Request:
Your task is to locate every line holding the string "hace" and to copy each of them.

Raw records:
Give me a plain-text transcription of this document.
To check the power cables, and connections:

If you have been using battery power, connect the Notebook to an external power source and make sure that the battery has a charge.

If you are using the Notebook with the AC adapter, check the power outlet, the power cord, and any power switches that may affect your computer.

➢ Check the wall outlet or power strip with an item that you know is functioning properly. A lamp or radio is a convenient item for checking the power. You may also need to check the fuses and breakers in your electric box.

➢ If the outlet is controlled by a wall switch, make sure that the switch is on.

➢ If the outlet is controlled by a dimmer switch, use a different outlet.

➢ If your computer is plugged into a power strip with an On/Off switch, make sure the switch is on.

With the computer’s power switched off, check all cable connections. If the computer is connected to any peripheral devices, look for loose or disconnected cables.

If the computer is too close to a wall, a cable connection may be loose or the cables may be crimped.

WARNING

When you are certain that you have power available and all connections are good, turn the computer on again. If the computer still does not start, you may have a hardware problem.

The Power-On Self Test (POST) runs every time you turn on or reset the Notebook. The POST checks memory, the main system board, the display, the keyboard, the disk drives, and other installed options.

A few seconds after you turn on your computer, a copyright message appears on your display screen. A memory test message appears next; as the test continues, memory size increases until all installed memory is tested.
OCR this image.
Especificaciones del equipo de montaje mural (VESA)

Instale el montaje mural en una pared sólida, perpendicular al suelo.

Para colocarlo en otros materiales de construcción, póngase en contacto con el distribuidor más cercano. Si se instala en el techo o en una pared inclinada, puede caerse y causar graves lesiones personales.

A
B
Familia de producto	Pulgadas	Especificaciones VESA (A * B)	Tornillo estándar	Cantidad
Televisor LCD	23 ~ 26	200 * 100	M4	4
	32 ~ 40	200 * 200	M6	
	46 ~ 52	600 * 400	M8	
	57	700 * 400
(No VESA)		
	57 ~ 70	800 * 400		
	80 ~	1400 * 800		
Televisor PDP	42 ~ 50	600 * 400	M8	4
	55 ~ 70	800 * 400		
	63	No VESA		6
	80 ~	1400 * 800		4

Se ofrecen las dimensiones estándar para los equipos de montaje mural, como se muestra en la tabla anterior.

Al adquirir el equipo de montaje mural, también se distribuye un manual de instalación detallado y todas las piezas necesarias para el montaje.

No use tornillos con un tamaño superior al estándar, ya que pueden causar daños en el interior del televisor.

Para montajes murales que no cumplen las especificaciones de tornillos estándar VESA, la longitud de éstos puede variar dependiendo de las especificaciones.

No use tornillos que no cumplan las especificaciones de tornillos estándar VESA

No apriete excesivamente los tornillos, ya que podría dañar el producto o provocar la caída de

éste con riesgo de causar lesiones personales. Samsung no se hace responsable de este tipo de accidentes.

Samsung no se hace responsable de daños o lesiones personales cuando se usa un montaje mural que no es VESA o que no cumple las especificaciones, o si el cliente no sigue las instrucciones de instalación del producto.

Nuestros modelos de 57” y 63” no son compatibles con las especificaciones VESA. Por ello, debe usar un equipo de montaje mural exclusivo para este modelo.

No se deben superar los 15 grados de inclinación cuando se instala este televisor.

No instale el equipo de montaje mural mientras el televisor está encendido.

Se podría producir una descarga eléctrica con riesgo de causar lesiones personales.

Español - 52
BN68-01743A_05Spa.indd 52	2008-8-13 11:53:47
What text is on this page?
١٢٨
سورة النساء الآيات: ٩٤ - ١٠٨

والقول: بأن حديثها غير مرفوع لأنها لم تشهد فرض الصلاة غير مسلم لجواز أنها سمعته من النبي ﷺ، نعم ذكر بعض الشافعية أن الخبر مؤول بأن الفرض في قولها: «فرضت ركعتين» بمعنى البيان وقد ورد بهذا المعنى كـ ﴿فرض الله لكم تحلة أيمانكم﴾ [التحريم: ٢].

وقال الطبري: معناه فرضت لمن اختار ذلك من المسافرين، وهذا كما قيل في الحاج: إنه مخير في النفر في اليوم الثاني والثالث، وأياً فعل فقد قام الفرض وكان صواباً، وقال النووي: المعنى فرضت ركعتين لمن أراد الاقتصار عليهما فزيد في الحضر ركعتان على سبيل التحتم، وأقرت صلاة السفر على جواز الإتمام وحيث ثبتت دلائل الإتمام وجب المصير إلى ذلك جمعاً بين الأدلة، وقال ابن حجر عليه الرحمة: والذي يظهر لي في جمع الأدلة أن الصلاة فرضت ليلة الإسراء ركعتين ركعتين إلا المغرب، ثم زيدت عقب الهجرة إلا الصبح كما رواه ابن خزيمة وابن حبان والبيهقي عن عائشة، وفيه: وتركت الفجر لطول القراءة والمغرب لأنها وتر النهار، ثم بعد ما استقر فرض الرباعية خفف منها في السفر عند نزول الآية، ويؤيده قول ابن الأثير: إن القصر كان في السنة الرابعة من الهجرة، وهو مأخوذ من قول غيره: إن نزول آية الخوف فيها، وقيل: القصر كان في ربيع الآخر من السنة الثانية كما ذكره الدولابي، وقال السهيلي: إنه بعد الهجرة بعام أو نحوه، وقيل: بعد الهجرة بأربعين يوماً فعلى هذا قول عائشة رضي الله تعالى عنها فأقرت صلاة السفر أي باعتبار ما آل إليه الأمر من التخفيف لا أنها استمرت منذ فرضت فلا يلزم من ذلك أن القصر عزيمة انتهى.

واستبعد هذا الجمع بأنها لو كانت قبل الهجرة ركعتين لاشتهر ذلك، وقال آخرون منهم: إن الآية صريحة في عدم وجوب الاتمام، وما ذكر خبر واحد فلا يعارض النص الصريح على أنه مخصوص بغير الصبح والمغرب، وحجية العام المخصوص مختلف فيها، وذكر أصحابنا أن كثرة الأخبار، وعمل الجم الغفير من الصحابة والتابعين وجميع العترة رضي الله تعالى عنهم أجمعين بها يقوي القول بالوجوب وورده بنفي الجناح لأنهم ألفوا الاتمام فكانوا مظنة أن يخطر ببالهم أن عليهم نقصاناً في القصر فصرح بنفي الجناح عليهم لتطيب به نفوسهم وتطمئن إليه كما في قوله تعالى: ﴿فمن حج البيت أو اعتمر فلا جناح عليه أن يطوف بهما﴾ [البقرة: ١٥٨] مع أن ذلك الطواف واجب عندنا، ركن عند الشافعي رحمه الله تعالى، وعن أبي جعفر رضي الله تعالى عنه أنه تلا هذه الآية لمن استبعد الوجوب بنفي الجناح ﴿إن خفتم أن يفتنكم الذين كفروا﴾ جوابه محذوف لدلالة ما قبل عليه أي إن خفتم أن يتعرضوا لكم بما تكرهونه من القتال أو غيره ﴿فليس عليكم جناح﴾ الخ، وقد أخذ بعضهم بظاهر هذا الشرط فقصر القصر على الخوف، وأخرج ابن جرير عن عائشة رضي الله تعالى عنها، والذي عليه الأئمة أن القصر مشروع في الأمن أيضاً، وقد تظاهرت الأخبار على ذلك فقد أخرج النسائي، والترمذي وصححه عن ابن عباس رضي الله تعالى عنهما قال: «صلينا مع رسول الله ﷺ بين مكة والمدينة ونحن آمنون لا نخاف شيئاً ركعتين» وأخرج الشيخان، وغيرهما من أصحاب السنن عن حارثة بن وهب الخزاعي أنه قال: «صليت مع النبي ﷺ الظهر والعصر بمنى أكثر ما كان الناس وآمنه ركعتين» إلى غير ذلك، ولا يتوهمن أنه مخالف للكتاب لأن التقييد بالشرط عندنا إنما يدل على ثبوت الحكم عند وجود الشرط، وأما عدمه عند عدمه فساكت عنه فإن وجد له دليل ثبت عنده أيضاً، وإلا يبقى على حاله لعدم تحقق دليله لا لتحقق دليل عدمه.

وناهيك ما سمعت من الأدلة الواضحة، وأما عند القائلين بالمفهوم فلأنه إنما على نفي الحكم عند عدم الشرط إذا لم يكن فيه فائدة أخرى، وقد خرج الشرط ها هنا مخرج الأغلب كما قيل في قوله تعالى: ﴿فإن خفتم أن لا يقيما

Answer for the task:
éste con riesgo de causar lesiones personales. Samsung no se hace responsable de este tipo de accidentes.
Samsung no se hace responsable de daños o lesiones personales cuando se usa un montaje mural que no es VESA o que no cumple las especificaciones, o si el cliente no sigue las instrucciones de instalación del producto.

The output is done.